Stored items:
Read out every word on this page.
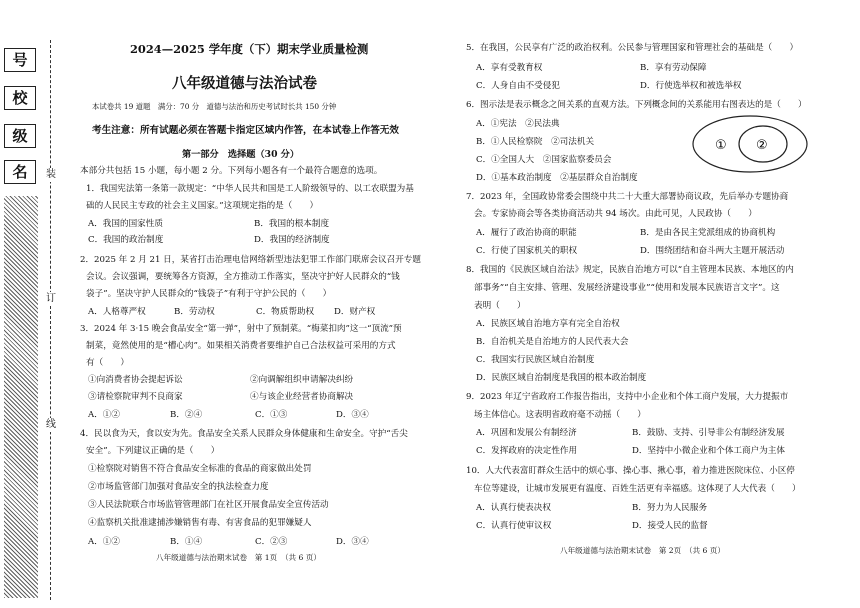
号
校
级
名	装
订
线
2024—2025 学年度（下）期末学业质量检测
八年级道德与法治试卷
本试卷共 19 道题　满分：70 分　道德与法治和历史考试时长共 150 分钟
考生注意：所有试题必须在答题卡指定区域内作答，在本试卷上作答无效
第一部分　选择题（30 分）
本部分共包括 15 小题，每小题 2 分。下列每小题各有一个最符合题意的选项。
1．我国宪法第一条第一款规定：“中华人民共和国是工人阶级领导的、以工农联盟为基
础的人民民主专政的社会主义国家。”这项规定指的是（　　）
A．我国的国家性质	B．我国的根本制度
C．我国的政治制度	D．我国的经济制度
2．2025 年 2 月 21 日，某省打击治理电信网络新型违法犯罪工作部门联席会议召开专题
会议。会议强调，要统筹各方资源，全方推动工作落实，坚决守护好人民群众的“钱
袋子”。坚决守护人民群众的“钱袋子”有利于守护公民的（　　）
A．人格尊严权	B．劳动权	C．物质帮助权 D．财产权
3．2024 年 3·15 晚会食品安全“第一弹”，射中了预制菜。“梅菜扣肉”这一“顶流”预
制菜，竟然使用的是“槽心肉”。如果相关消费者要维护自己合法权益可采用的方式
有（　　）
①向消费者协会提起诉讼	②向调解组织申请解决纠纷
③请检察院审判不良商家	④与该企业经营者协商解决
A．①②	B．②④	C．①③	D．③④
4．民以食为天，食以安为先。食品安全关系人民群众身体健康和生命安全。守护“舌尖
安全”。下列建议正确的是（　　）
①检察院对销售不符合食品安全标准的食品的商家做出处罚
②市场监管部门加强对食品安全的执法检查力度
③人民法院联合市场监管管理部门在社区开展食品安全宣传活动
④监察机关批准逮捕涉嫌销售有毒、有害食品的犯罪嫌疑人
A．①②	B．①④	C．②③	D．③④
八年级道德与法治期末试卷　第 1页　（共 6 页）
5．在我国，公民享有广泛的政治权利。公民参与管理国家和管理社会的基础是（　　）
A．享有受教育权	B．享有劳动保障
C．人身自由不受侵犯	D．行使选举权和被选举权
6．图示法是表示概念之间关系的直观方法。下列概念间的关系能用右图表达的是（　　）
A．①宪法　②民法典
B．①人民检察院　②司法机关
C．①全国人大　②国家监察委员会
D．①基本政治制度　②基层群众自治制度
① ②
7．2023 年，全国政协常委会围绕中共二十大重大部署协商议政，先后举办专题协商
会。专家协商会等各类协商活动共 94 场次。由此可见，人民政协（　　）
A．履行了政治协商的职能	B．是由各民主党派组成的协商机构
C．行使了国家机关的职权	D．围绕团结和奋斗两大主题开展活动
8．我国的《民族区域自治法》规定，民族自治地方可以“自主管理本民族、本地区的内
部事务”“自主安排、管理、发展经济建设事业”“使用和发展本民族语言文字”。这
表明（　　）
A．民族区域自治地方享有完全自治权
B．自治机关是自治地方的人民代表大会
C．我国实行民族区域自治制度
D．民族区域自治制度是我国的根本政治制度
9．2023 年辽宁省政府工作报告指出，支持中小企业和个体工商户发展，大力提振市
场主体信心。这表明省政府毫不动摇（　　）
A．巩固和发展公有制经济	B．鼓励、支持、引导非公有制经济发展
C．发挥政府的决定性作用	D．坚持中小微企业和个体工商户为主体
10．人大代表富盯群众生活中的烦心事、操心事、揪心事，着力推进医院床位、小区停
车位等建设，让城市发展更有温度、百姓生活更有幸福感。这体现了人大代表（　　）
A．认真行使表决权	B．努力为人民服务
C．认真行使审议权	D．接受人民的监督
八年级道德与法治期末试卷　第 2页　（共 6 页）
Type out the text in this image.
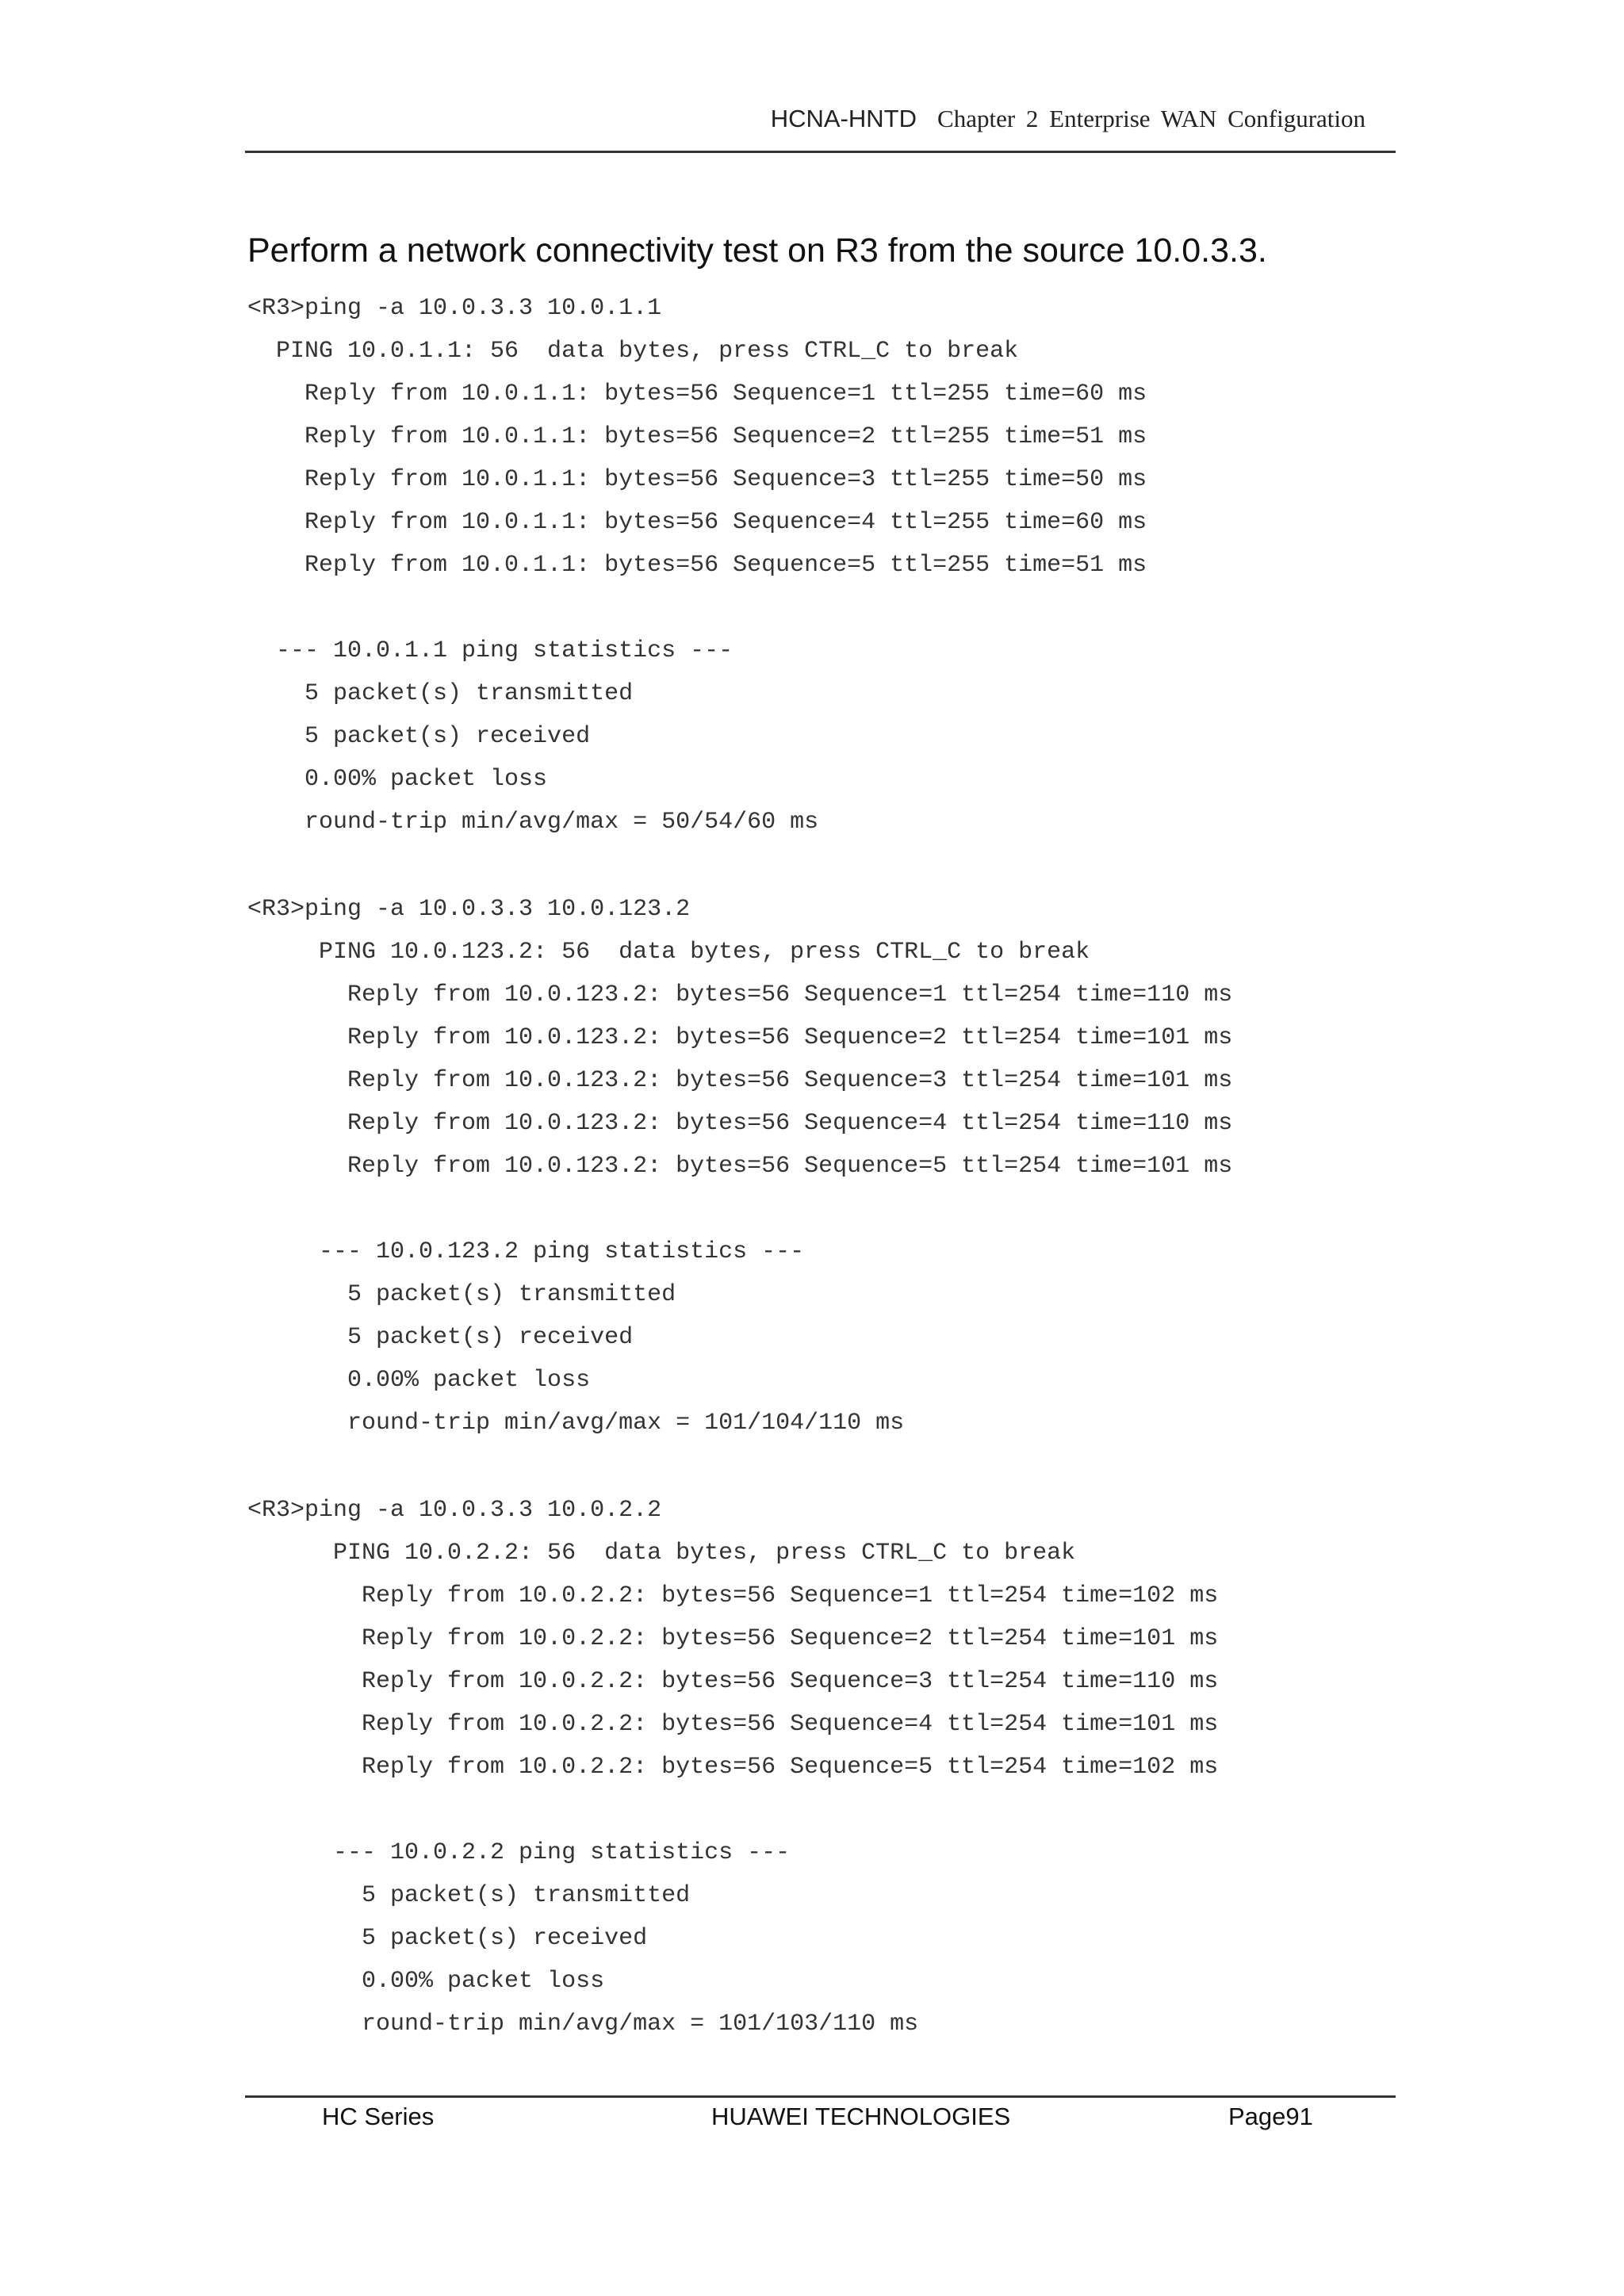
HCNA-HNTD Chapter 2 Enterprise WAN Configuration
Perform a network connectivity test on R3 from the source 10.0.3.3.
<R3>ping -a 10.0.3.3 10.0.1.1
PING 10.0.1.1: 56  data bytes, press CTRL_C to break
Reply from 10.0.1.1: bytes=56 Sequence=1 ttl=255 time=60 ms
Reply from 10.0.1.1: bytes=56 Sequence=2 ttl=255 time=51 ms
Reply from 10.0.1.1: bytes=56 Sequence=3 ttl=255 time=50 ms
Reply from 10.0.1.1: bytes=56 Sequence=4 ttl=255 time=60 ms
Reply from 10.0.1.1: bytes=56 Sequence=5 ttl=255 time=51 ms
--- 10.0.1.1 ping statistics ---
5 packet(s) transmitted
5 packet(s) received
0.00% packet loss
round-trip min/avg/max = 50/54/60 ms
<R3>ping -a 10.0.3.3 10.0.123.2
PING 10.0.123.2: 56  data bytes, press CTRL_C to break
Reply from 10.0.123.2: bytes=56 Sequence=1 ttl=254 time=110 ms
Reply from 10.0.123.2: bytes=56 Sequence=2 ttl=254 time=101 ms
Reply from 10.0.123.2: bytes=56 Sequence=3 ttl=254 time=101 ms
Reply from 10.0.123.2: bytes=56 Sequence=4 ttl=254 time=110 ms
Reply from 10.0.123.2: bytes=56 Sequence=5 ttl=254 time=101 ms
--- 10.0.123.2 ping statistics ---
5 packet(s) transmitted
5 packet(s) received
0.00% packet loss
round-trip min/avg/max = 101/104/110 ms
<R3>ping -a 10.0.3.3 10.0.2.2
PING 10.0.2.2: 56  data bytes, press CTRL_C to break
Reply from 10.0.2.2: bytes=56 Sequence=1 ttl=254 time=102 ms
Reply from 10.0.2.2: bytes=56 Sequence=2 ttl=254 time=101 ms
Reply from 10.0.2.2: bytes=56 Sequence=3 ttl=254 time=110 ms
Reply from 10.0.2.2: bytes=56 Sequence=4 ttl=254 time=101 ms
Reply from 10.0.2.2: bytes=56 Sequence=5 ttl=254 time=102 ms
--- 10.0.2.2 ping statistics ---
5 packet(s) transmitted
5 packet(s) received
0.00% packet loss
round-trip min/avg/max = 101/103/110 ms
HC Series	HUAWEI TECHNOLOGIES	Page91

- _What the task requires_: Find every line in the records above that contains the word "data", and copy each one.

- _Answer for the task_:
PING 10.0.1.1: 56  data bytes, press CTRL_C to break
PING 10.0.123.2: 56  data bytes, press CTRL_C to break
PING 10.0.2.2: 56  data bytes, press CTRL_C to break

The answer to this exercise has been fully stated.